GIVEN TEXT =
◇ ◇ ◇ ◇ ◇

SECURITIES AND EXCHANGE COMMISSION

WASHINGTON, D.C. 20549

 

FORM 8-K

CURRENT REPORT

PURSUANT TO SECTION 13 OR 15(d) OF

THE SECURITIES EXCHANGE ACT OF 1934

 

Date of Report (Date of earliest event reported): April 20, 2019

 

iQSTEL Inc.

(Exact name of registrant as specified in its charter)

 

Nevada

 

000-55984

 

45-2808620

(State or other jurisdiction of incorporation)

 

(Commission File Number)

 

(I.R.S. Employer Identification No.)

 

300 Aragon Avenue, Suite 375

Coral Gables, FL 33134

 

33134

(Address of principal executive offices)

 

(Zip Code)

 

Registrant’s telephone number, including area code: (954) 951-8191

 

 

(Former name or former address, if changed since last report)

◇ ◇ ◇ ◇ ◇

INFORMATION SHOWN =
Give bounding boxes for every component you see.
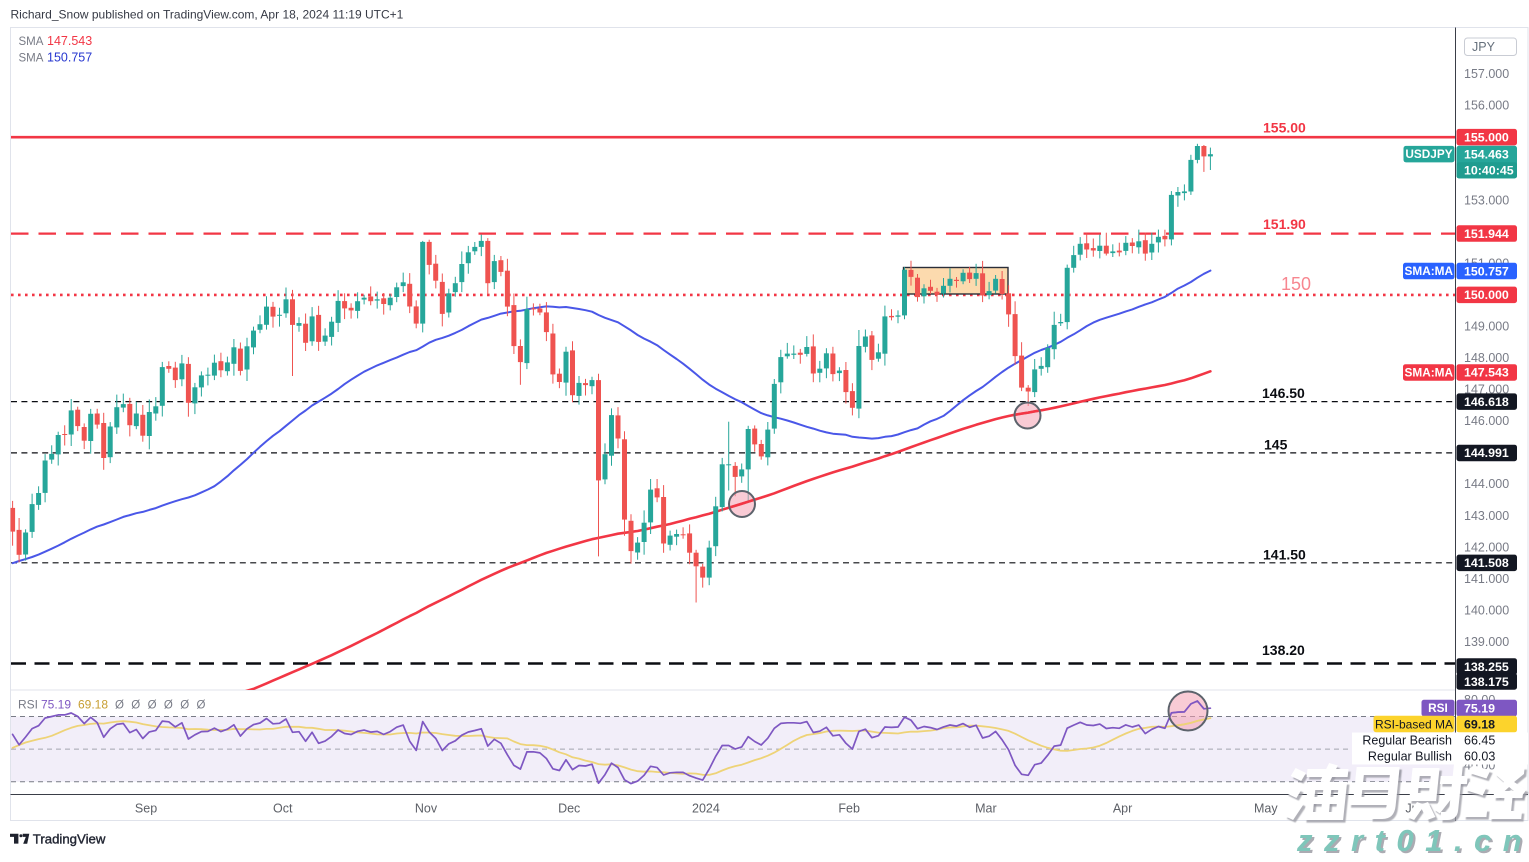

◇ ◇ ◇ ◇ ◇

EXERCISE OBJECTIVE = Summarize the Form 8-K cover page above in two sentences.

SOLUTION FOR THIS EXERCISE = The Form 8-K cover page belongs to a Securities and Exchange Commission current report made pursuant to Section 13 or 15(d) of the Securities Exchange Act of 1934, with a date of report of April 20, 2019. The registrant is iQSTEL Inc., incorporated in Nevada, with Commission File Number 000-55984, I.R.S. Employer Identification No. 45-2808620, principal executive offices at 300 Aragon Avenue, Suite 375, Coral Gables, FL 33134, and telephone number (954) 951-8191.